SUPPLIED DATA
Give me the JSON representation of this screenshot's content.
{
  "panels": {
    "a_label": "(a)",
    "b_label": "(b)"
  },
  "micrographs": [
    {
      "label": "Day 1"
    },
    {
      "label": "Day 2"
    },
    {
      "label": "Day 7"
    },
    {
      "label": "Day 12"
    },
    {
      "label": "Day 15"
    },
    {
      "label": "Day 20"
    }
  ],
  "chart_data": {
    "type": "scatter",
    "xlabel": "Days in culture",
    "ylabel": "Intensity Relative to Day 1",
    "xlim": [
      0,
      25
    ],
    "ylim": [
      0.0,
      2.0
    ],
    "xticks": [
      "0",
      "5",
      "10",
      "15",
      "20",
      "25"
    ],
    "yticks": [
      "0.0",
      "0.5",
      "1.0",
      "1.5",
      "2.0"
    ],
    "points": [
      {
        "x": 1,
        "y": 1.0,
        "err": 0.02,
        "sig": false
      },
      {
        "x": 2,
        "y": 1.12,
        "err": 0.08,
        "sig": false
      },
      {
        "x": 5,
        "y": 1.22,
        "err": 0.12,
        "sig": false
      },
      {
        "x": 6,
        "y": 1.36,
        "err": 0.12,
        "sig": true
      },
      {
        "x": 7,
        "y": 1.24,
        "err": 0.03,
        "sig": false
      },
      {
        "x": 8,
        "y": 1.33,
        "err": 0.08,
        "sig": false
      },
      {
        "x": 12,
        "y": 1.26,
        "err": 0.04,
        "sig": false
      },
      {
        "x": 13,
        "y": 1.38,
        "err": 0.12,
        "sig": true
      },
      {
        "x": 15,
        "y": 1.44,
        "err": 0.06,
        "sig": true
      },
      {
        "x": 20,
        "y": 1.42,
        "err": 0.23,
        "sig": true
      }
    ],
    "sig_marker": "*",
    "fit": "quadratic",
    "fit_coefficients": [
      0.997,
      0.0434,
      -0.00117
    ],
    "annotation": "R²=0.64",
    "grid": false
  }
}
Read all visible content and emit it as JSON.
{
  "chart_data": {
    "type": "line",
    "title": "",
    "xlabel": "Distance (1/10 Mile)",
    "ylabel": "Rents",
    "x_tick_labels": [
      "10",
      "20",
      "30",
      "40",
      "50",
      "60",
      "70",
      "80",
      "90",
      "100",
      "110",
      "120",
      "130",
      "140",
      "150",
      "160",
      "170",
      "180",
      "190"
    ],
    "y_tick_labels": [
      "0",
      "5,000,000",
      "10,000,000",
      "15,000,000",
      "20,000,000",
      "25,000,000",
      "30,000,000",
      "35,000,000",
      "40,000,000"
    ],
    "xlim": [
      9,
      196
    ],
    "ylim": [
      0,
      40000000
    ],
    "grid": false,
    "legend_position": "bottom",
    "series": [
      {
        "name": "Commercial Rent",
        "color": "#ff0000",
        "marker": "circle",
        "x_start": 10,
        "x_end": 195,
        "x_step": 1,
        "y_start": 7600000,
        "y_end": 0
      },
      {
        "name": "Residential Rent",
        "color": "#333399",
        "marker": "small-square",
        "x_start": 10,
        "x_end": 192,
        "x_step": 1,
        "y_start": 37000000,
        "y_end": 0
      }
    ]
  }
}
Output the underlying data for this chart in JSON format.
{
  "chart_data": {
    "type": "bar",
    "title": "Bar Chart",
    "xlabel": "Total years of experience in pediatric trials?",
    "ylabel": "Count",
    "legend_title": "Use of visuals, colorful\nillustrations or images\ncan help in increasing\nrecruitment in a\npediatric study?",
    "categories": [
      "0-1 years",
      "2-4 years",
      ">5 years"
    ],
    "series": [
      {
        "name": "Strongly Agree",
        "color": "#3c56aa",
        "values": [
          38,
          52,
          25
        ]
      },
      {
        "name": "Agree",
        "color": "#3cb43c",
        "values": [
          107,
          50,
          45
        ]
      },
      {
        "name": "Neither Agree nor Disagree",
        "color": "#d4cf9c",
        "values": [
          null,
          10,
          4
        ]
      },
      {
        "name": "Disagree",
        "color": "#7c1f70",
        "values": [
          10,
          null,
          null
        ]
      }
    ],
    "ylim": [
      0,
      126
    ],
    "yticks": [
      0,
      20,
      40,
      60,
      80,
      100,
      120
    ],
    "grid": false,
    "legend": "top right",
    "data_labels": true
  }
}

OBJECTIVE
Look through the material above. Copy each line where the word "JSON" appears.

OUTPUT OF THE TASK
Give me the JSON representation of this screenshot's content.
Read all visible content and emit it as JSON.
Output the underlying data for this chart in JSON format.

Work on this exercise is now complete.